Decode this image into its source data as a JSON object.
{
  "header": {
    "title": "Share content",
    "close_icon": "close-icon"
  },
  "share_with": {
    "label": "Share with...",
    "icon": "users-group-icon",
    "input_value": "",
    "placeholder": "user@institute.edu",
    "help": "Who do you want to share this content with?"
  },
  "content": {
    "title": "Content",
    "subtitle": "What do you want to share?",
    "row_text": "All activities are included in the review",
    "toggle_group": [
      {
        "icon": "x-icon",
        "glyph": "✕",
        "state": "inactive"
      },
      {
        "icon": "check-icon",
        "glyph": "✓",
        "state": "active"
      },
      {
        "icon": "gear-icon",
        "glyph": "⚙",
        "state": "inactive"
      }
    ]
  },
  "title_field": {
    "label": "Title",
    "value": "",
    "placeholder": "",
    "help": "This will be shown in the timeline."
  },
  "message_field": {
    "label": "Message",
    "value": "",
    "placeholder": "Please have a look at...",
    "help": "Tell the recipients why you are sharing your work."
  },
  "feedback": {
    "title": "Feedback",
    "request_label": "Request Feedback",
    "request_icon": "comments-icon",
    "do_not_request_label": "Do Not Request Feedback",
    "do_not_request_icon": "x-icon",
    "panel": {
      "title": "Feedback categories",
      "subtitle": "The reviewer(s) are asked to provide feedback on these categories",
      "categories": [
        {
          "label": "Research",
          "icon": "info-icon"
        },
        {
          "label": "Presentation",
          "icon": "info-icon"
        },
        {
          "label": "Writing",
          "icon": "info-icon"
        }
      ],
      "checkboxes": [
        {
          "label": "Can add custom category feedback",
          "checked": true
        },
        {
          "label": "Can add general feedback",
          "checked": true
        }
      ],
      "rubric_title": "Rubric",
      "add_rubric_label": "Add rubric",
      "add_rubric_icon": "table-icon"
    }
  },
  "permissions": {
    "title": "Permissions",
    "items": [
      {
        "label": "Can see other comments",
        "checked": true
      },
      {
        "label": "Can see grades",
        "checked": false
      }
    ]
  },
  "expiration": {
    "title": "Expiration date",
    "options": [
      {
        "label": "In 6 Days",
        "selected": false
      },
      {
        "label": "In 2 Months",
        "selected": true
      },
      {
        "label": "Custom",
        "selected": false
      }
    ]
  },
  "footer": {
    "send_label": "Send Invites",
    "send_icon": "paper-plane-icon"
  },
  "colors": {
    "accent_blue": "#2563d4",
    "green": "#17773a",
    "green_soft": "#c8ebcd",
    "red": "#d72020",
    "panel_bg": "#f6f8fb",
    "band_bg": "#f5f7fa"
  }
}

________________

*Exercise instructions:*
Your task is to gather all lines from the entries above that hold the word "comments".

*Result:*
    "request_icon": "comments-icon",
        "label": "Can see other comments",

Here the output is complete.